━━ Data section

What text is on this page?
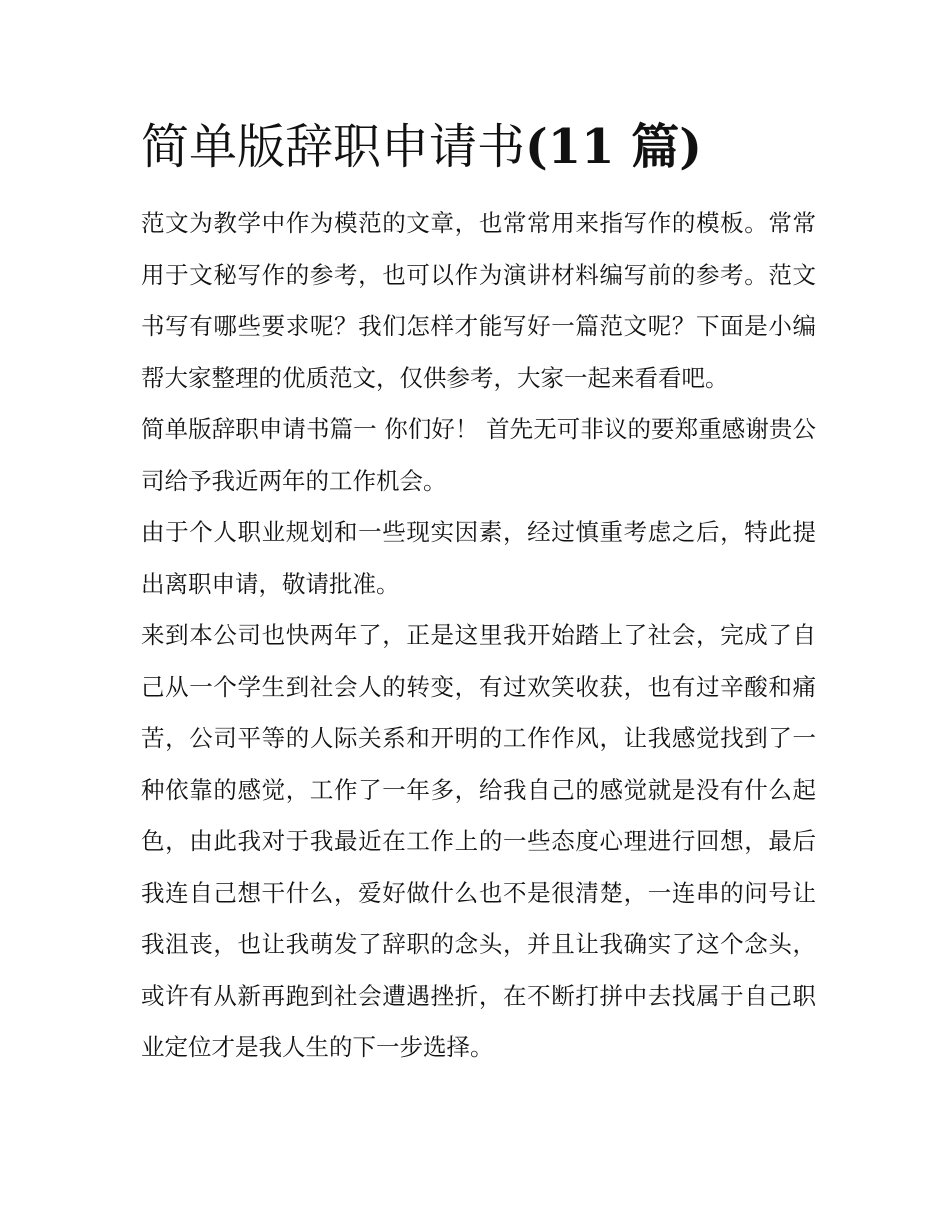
简单版辞职申请书(11 篇)

范文为教学中作为模范的文章，也常常用来指写作的模板。常常用于文秘写作的参考，也可以作为演讲材料编写前的参考。范文书写有哪些要求呢？我们怎样才能写好一篇范文呢？下面是小编帮大家整理的优质范文，仅供参考，大家一起来看看吧。

简单版辞职申请书篇一 你们好！ 首先无可非议的要郑重感谢贵公司给予我近两年的工作机会。

由于个人职业规划和一些现实因素，经过慎重考虑之后，特此提出离职申请，敬请批准。

来到本公司也快两年了，正是这里我开始踏上了社会，完成了自己从一个学生到社会人的转变，有过欢笑收获，也有过辛酸和痛苦，公司平等的人际关系和开明的工作作风，让我感觉找到了一种依靠的感觉，工作了一年多，给我自己的感觉就是没有什么起色，由此我对于我最近在工作上的一些态度心理进行回想，最后我连自己想干什么，爱好做什么也不是很清楚，一连串的问号让我沮丧，也让我萌发了辞职的念头，并且让我确实了这个念头，或许有从新再跑到社会遭遇挫折，在不断打拼中去找属于自己职业定位才是我人生的下一步选择。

━━━━

*Exercise instructions:* None of the pictures should appear; repeat the records exactly otherwise.

*Completed task:*
What text is on this page?
简单版辞职申请书(11 篇)

范文为教学中作为模范的文章，也常常用来指写作的模板。常常用于文秘写作的参考，也可以作为演讲材料编写前的参考。范文书写有哪些要求呢？我们怎样才能写好一篇范文呢？下面是小编帮大家整理的优质范文，仅供参考，大家一起来看看吧。

简单版辞职申请书篇一 你们好！ 首先无可非议的要郑重感谢贵公司给予我近两年的工作机会。

由于个人职业规划和一些现实因素，经过慎重考虑之后，特此提出离职申请，敬请批准。

来到本公司也快两年了，正是这里我开始踏上了社会，完成了自己从一个学生到社会人的转变，有过欢笑收获，也有过辛酸和痛苦，公司平等的人际关系和开明的工作作风，让我感觉找到了一种依靠的感觉，工作了一年多，给我自己的感觉就是没有什么起色，由此我对于我最近在工作上的一些态度心理进行回想，最后我连自己想干什么，爱好做什么也不是很清楚，一连串的问号让我沮丧，也让我萌发了辞职的念头，并且让我确实了这个念头，或许有从新再跑到社会遭遇挫折，在不断打拼中去找属于自己职业定位才是我人生的下一步选择。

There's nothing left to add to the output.